Work to complete> Render every line of the entries below as a Markdown table with the columns Row and Text, numbering the rows and skipping blank lines. Leave the pictures out.
-- BEGIN Data lines --
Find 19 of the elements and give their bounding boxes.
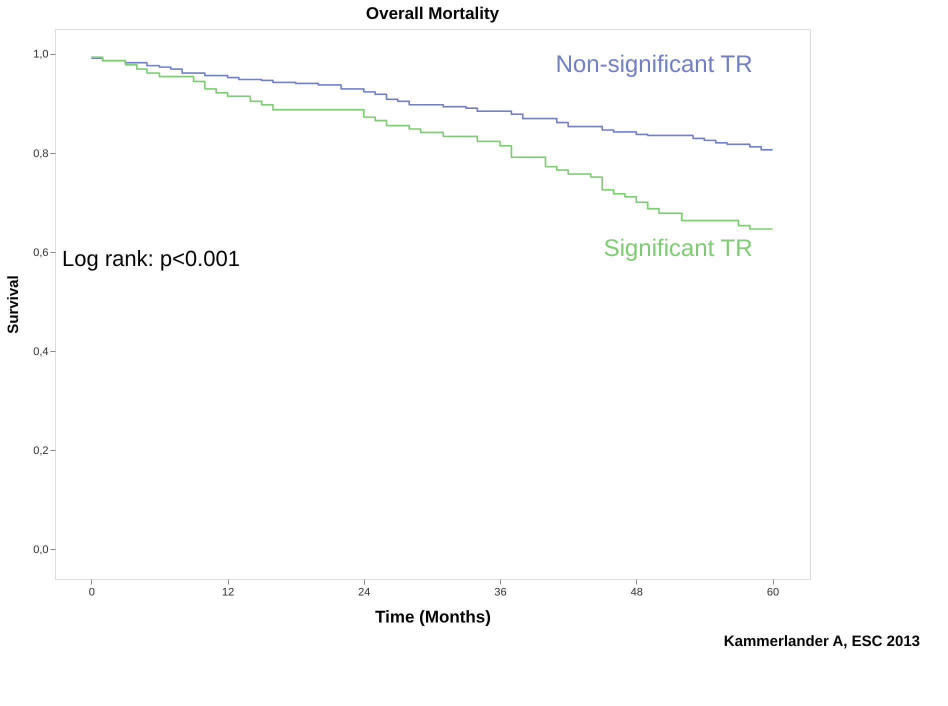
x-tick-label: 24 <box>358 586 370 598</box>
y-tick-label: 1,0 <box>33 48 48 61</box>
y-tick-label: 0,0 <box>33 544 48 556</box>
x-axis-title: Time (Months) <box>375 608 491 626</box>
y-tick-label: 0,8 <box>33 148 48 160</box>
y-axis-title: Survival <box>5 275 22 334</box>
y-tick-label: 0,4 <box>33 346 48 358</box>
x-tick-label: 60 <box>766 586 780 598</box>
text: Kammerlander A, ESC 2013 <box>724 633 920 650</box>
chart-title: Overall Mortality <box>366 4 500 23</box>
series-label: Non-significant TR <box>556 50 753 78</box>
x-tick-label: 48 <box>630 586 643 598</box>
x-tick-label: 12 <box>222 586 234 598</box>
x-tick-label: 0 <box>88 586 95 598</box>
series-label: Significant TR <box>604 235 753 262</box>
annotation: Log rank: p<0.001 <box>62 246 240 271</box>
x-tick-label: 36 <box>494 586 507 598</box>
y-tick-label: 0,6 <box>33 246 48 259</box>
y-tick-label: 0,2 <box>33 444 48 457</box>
-- END Data lines --
The result>
| Row | Text |
|---|---|
| 1 | Find 19 of the elements and give their bounding boxes. |
| 2 | x-tick-label: 24 <box>358 586 370 598</box> |
| 3 | y-tick-label: 1,0 <box>33 48 48 61</box> |
| 4 | y-tick-label: 0,0 <box>33 544 48 556</box> |
| 5 | x-axis-title: Time (Months) <box>375 608 491 626</box> |
| 6 | y-tick-label: 0,8 <box>33 148 48 160</box> |
| 7 | y-axis-title: Survival <box>5 275 22 334</box> |
| 8 | y-tick-label: 0,4 <box>33 346 48 358</box> |
| 9 | x-tick-label: 60 <box>766 586 780 598</box> |
| 10 | text: Kammerlander A, ESC 2013 <box>724 633 920 650</box> |
| 11 | chart-title: Overall Mortality <box>366 4 500 23</box> |
| 12 | series-label: Non-significant TR <box>556 50 753 78</box> |
| 13 | x-tick-label: 48 <box>630 586 643 598</box> |
| 14 | x-tick-label: 12 <box>222 586 234 598</box> |
| 15 | x-tick-label: 0 <box>88 586 95 598</box> |
| 16 | series-label: Significant TR <box>604 235 753 262</box> |
| 17 | annotation: Log rank: p<0.001 <box>62 246 240 271</box> |
| 18 | x-tick-label: 36 <box>494 586 507 598</box> |
| 19 | y-tick-label: 0,6 <box>33 246 48 259</box> |
| 20 | y-tick-label: 0,2 <box>33 444 48 457</box> |